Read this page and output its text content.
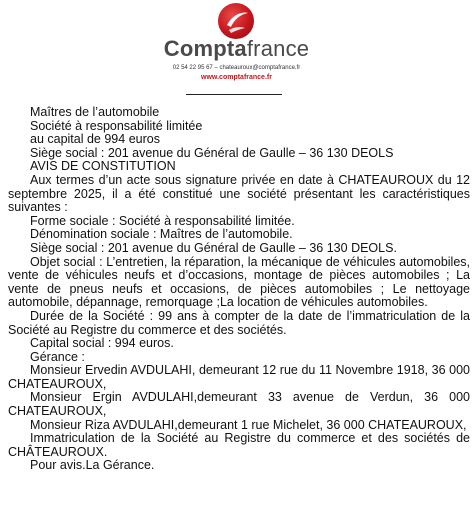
Comptafrance
02 54 22 95 67 – chateauroux@comptafrance.fr
www.comptafrance.fr

Maîtres de l’automobile

Société à responsabilité limitée

au capital de 994 euros

Siège social : 201 avenue du Général de Gaulle – 36 130 DEOLS

AVIS DE CONSTITUTION

Aux termes d’un acte sous signature privée en date à CHATEAUROUX du 12 septembre 2025, il a été constitué une société présentant les caractéristiques suivantes :

Forme sociale : Société à responsabilité limitée.

Dénomination sociale : Maîtres de l’automobile.

Siège social : 201 avenue du Général de Gaulle – 36 130 DEOLS.

Objet social : L’entretien, la réparation, la mécanique de véhicules automobiles, vente de véhicules neufs et d’occasions, montage de pièces automobiles ; La vente de pneus neufs et occasions, de pièces automobiles ; Le nettoyage automobile, dépannage, remorquage ;La location de véhicules automobiles.

Durée de la Société : 99 ans à compter de la date de l’immatriculation de la Société au Registre du commerce et des sociétés.

Capital social : 994 euros.

Gérance :

Monsieur Ervedin AVDULAHI, demeurant 12 rue du 11 Novembre 1918, 36 000 CHATEAUROUX,

Monsieur Ergin AVDULAHI,demeurant 33 avenue de Verdun, 36 000 CHATEAUROUX,

Monsieur Riza AVDULAHI,demeurant 1 rue Michelet, 36 000 CHATEAUROUX,

Immatriculation de la Société au Registre du commerce et des sociétés de CHÂTEAUROUX.

Pour avis.La Gérance.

::::

- **Problem to work on**:
All lines above with "automobile" in them should be returned.

- **Complete output**:
Maîtres de l’automobile
Dénomination sociale : Maîtres de l’automobile.
Objet social : L’entretien, la réparation, la mécanique de véhicules automobiles, vente de véhicules neufs et d’occasions, montage de pièces automobiles ; La vente de pneus neufs et occasions, de pièces automobiles ; Le nettoyage automobile, dépannage, remorquage ;La location de véhicules automobiles.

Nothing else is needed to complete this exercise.